_Exercise_
Work out how many lines of the records contain "text". Answer with the number and nothing else.

— begin Record excerpts —

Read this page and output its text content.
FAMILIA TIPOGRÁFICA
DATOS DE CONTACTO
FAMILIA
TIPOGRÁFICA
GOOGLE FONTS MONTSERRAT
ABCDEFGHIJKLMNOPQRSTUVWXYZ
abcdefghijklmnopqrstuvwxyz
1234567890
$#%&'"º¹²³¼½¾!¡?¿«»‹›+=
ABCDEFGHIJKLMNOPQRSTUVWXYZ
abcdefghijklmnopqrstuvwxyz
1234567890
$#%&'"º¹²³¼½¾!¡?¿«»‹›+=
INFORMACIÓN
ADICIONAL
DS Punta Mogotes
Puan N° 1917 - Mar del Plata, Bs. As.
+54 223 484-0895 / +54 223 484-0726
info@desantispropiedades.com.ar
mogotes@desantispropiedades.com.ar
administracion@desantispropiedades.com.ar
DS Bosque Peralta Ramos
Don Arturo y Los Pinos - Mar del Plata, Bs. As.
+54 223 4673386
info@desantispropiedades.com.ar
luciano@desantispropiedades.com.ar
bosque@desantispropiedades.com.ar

— end Record excerpts —
— begin Record excerpts —

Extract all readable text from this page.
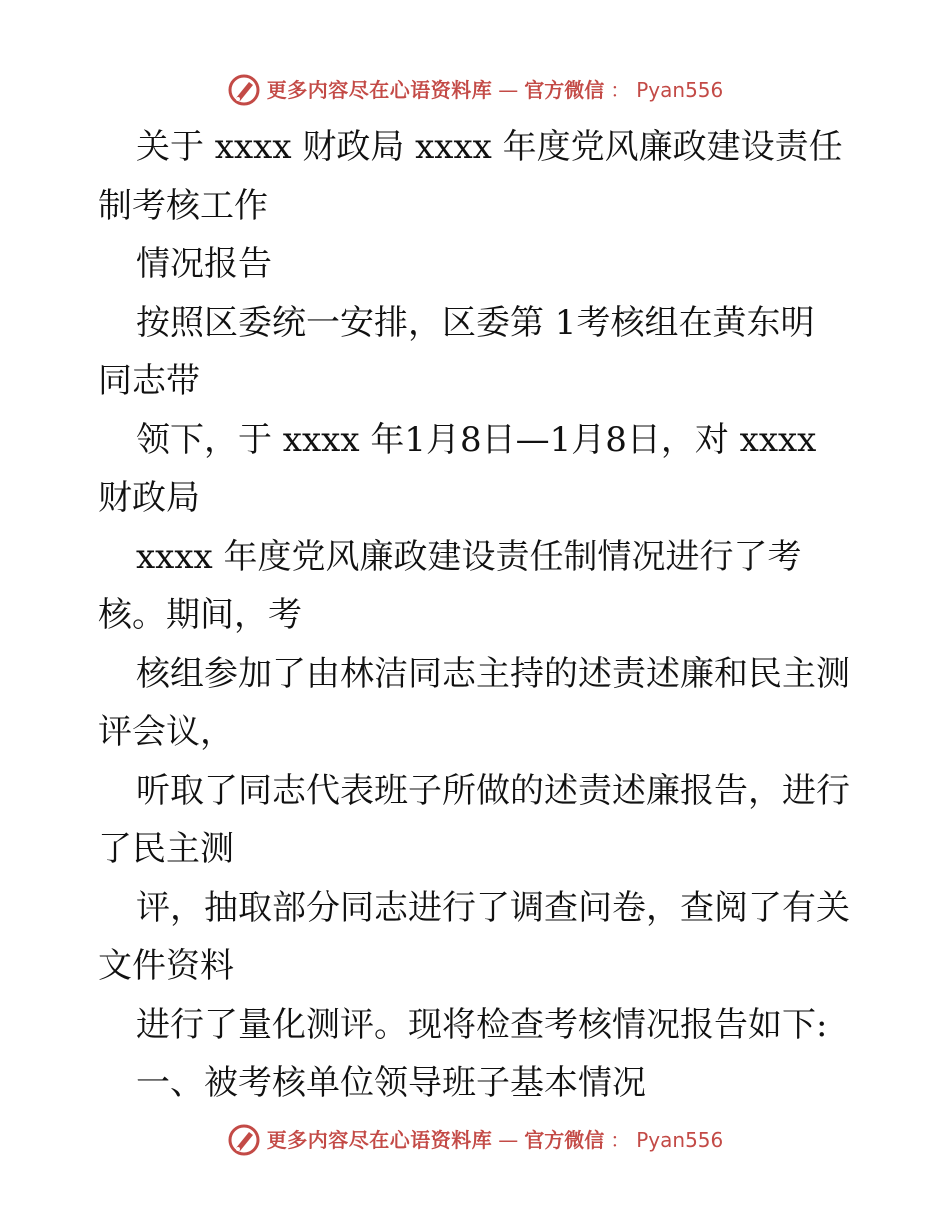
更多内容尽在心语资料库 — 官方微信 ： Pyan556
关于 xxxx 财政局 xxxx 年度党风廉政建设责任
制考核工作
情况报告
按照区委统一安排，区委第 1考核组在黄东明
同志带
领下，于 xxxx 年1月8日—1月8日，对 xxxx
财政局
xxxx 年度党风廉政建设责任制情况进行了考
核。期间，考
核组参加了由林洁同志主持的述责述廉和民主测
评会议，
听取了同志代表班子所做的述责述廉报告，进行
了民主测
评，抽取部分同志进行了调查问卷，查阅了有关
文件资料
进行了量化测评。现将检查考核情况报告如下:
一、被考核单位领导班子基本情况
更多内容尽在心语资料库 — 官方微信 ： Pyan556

— end Record excerpts —

_Solution for this task_
2